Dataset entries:

========================================================================

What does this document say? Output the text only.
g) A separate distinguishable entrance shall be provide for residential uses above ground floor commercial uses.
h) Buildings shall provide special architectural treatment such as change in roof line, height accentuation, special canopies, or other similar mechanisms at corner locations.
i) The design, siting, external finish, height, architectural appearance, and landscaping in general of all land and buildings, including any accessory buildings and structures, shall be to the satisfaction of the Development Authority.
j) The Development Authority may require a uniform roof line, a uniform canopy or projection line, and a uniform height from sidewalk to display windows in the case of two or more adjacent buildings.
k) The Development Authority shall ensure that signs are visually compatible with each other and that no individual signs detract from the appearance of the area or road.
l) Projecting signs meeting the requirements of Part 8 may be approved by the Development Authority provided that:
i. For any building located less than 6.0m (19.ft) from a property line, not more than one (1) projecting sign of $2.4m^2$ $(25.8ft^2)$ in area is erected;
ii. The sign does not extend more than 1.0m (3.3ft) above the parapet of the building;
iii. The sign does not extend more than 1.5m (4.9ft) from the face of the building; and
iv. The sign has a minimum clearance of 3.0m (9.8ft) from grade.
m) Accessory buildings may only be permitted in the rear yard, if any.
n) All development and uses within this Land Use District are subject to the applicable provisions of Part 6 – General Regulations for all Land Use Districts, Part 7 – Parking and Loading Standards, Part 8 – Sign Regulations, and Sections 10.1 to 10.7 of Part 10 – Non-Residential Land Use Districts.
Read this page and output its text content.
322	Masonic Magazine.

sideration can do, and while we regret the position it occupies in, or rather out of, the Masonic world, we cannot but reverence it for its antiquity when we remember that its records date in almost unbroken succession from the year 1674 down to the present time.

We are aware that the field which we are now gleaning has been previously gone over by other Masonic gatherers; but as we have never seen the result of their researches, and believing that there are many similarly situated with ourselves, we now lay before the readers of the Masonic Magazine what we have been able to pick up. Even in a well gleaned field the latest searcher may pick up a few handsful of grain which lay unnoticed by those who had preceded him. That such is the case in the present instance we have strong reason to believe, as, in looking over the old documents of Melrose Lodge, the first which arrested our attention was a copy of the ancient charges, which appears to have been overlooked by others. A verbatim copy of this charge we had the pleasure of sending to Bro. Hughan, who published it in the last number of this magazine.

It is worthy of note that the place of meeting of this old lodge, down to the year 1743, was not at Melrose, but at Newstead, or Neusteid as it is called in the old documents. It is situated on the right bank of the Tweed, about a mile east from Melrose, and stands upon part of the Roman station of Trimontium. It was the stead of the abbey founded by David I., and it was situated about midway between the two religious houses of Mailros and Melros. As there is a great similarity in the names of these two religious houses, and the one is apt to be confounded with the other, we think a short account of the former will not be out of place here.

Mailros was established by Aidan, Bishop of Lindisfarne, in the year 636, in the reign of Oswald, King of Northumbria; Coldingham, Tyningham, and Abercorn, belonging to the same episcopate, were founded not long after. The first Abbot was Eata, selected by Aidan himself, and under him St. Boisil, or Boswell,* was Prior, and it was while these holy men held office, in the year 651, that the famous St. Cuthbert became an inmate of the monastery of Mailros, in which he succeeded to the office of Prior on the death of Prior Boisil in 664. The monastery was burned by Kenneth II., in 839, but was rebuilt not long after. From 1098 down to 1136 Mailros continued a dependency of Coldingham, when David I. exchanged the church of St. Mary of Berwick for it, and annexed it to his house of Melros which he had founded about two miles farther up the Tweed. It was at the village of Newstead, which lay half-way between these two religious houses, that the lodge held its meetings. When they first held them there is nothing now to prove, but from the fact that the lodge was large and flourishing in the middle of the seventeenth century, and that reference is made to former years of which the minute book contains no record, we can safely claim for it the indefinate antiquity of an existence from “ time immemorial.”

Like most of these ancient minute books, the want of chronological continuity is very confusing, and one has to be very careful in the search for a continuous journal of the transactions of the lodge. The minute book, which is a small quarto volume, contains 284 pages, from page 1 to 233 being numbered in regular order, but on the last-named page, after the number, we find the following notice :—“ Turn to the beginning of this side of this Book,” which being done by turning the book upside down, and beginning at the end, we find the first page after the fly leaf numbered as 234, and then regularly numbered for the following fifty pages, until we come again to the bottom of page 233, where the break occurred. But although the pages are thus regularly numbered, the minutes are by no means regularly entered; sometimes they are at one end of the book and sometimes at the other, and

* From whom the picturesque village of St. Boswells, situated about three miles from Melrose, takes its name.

========================================================================

**Required task**
Sift the material for lines with the string "Melrose". Copy each one found.

**Worked answer**
We are aware that the field which we are now gleaning has been previously gone over by other Masonic gatherers; but as we have never seen the result of their researches, and believing that there are many similarly situated with ourselves, we now lay before the readers of the Masonic Magazine what we have been able to pick up. Even in a well gleaned field the latest searcher may pick up a few handsful of grain which lay unnoticed by those who had preceded him. That such is the case in the present instance we have strong reason to believe, as, in looking over the old documents of Melrose Lodge, the first which arrested our attention was a copy of the ancient charges, which appears to have been overlooked by others. A verbatim copy of this charge we had the pleasure of sending to Bro. Hughan, who published it in the last number of this magazine.
It is worthy of note that the place of meeting of this old lodge, down to the year 1743, was not at Melrose, but at Newstead, or Neusteid as it is called in the old documents. It is situated on the right bank of the Tweed, about a mile east from Melrose, and stands upon part of the Roman station of Trimontium. It was the stead of the abbey founded by David I., and it was situated about midway between the two religious houses of Mailros and Melros. As there is a great similarity in the names of these two religious houses, and the one is apt to be confounded with the other, we think a short account of the former will not be out of place here.
* From whom the picturesque village of St. Boswells, situated about three miles from Melrose, takes its name.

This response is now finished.